Saved data entries:
# # #

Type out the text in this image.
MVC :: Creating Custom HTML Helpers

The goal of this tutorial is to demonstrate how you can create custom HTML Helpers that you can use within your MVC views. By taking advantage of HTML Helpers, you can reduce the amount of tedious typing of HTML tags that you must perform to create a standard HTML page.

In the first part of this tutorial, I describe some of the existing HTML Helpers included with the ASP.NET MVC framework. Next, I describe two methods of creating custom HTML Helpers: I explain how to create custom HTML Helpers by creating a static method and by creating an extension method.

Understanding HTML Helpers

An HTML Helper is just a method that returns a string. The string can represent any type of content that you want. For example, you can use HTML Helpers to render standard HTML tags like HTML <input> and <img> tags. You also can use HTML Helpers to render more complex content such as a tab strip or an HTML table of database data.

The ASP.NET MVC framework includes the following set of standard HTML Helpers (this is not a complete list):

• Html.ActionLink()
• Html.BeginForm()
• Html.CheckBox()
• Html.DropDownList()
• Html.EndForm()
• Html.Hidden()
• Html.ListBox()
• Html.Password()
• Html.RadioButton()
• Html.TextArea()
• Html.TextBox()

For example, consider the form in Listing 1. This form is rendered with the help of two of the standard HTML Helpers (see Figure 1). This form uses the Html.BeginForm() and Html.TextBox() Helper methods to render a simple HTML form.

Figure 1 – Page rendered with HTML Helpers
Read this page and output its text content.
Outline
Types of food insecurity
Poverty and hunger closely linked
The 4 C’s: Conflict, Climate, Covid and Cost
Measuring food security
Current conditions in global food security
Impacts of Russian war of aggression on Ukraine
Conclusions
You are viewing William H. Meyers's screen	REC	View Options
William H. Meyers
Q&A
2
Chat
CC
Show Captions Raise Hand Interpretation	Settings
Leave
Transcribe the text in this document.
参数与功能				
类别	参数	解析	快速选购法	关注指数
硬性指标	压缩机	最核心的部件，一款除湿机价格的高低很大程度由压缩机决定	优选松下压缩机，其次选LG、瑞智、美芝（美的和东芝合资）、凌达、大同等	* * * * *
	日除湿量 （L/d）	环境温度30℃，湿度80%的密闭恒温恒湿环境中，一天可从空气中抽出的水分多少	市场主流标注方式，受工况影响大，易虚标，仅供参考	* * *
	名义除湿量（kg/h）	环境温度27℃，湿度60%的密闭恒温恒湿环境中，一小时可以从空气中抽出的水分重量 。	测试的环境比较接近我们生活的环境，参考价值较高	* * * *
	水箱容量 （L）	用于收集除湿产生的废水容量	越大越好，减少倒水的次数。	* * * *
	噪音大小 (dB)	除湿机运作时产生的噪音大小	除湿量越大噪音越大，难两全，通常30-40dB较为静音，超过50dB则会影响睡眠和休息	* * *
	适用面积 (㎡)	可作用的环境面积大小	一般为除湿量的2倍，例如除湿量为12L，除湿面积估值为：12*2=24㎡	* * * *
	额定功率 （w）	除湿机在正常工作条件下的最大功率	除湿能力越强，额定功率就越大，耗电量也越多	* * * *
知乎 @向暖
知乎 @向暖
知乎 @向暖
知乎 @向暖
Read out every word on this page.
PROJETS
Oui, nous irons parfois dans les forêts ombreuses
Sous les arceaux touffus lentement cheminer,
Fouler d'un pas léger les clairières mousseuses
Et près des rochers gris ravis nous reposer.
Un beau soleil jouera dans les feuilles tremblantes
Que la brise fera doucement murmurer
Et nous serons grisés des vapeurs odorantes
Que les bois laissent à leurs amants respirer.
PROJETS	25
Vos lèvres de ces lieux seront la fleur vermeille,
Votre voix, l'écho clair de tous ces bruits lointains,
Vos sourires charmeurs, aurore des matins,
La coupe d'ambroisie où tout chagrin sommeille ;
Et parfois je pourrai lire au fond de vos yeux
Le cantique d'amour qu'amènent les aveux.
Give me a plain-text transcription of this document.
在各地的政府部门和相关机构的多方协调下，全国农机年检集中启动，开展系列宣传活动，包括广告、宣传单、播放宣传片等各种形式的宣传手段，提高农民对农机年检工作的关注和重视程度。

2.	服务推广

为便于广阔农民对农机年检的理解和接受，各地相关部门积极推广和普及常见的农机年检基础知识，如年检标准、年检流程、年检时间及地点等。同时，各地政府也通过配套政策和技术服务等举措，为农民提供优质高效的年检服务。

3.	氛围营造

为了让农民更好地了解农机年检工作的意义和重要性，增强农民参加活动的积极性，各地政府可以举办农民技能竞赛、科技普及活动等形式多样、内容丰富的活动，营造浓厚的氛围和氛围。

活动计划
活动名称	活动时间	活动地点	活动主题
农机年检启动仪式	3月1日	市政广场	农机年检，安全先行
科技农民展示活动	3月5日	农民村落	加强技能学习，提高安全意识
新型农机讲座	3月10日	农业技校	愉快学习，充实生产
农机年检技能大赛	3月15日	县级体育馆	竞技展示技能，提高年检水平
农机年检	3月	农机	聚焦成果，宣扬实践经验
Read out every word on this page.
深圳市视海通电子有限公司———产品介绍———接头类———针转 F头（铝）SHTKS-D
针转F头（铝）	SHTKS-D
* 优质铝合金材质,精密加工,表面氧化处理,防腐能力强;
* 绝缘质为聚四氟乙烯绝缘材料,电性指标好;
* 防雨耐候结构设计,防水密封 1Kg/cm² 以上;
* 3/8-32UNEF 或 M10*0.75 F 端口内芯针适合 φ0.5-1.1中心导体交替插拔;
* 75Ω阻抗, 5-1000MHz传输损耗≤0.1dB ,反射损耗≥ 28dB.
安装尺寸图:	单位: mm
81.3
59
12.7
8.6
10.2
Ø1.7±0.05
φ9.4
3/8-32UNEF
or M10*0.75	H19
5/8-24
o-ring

# # #

◆ What the task asks: All the data must be duplicated exactly, with nothing added or removed.

◆ Answer to this task:
Type out the text in this image.
MVC :: Creating Custom HTML Helpers

The goal of this tutorial is to demonstrate how you can create custom HTML Helpers that you can use within your MVC views. By taking advantage of HTML Helpers, you can reduce the amount of tedious typing of HTML tags that you must perform to create a standard HTML page.

In the first part of this tutorial, I describe some of the existing HTML Helpers included with the ASP.NET MVC framework. Next, I describe two methods of creating custom HTML Helpers: I explain how to create custom HTML Helpers by creating a static method and by creating an extension method.

Understanding HTML Helpers

An HTML Helper is just a method that returns a string. The string can represent any type of content that you want. For example, you can use HTML Helpers to render standard HTML tags like HTML <input> and <img> tags. You also can use HTML Helpers to render more complex content such as a tab strip or an HTML table of database data.

The ASP.NET MVC framework includes the following set of standard HTML Helpers (this is not a complete list):

• Html.ActionLink()
• Html.BeginForm()
• Html.CheckBox()
• Html.DropDownList()
• Html.EndForm()
• Html.Hidden()
• Html.ListBox()
• Html.Password()
• Html.RadioButton()
• Html.TextArea()
• Html.TextBox()

For example, consider the form in Listing 1. This form is rendered with the help of two of the standard HTML Helpers (see Figure 1). This form uses the Html.BeginForm() and Html.TextBox() Helper methods to render a simple HTML form.

Figure 1 – Page rendered with HTML Helpers
Read this page and output its text content.
Outline
Types of food insecurity
Poverty and hunger closely linked
The 4 C’s: Conflict, Climate, Covid and Cost
Measuring food security
Current conditions in global food security
Impacts of Russian war of aggression on Ukraine
Conclusions
You are viewing William H. Meyers's screen	REC	View Options
William H. Meyers
Q&A
2
Chat
CC
Show Captions Raise Hand Interpretation	Settings
Leave
Transcribe the text in this document.
参数与功能				
类别	参数	解析	快速选购法	关注指数
硬性指标	压缩机	最核心的部件，一款除湿机价格的高低很大程度由压缩机决定	优选松下压缩机，其次选LG、瑞智、美芝（美的和东芝合资）、凌达、大同等	* * * * *
	日除湿量 （L/d）	环境温度30℃，湿度80%的密闭恒温恒湿环境中，一天可从空气中抽出的水分多少	市场主流标注方式，受工况影响大，易虚标，仅供参考	* * *
	名义除湿量（kg/h）	环境温度27℃，湿度60%的密闭恒温恒湿环境中，一小时可以从空气中抽出的水分重量 。	测试的环境比较接近我们生活的环境，参考价值较高	* * * *
	水箱容量 （L）	用于收集除湿产生的废水容量	越大越好，减少倒水的次数。	* * * *
	噪音大小 (dB)	除湿机运作时产生的噪音大小	除湿量越大噪音越大，难两全，通常30-40dB较为静音，超过50dB则会影响睡眠和休息	* * *
	适用面积 (㎡)	可作用的环境面积大小	一般为除湿量的2倍，例如除湿量为12L，除湿面积估值为：12*2=24㎡	* * * *
	额定功率 （w）	除湿机在正常工作条件下的最大功率	除湿能力越强，额定功率就越大，耗电量也越多	* * * *
知乎 @向暖
知乎 @向暖
知乎 @向暖
知乎 @向暖
Read out every word on this page.
PROJETS
Oui, nous irons parfois dans les forêts ombreuses
Sous les arceaux touffus lentement cheminer,
Fouler d'un pas léger les clairières mousseuses
Et près des rochers gris ravis nous reposer.
Un beau soleil jouera dans les feuilles tremblantes
Que la brise fera doucement murmurer
Et nous serons grisés des vapeurs odorantes
Que les bois laissent à leurs amants respirer.
PROJETS	25
Vos lèvres de ces lieux seront la fleur vermeille,
Votre voix, l'écho clair de tous ces bruits lointains,
Vos sourires charmeurs, aurore des matins,
La coupe d'ambroisie où tout chagrin sommeille ;
Et parfois je pourrai lire au fond de vos yeux
Le cantique d'amour qu'amènent les aveux.
Give me a plain-text transcription of this document.
在各地的政府部门和相关机构的多方协调下，全国农机年检集中启动，开展系列宣传活动，包括广告、宣传单、播放宣传片等各种形式的宣传手段，提高农民对农机年检工作的关注和重视程度。

2.	服务推广

为便于广阔农民对农机年检的理解和接受，各地相关部门积极推广和普及常见的农机年检基础知识，如年检标准、年检流程、年检时间及地点等。同时，各地政府也通过配套政策和技术服务等举措，为农民提供优质高效的年检服务。

3.	氛围营造

为了让农民更好地了解农机年检工作的意义和重要性，增强农民参加活动的积极性，各地政府可以举办农民技能竞赛、科技普及活动等形式多样、内容丰富的活动，营造浓厚的氛围和氛围。

活动计划
活动名称	活动时间	活动地点	活动主题
农机年检启动仪式	3月1日	市政广场	农机年检，安全先行
科技农民展示活动	3月5日	农民村落	加强技能学习，提高安全意识
新型农机讲座	3月10日	农业技校	愉快学习，充实生产
农机年检技能大赛	3月15日	县级体育馆	竞技展示技能，提高年检水平
农机年检	3月	农机	聚焦成果，宣扬实践经验
Read out every word on this page.
深圳市视海通电子有限公司———产品介绍———接头类———针转 F头（铝）SHTKS-D
针转F头（铝）	SHTKS-D
* 优质铝合金材质,精密加工,表面氧化处理,防腐能力强;
* 绝缘质为聚四氟乙烯绝缘材料,电性指标好;
* 防雨耐候结构设计,防水密封 1Kg/cm² 以上;
* 3/8-32UNEF 或 M10*0.75 F 端口内芯针适合 φ0.5-1.1中心导体交替插拔;
* 75Ω阻抗, 5-1000MHz传输损耗≤0.1dB ,反射损耗≥ 28dB.
安装尺寸图:	单位: mm
81.3
59
12.7
8.6
10.2
Ø1.7±0.05
φ9.4
3/8-32UNEF
or M10*0.75	H19
5/8-24
o-ring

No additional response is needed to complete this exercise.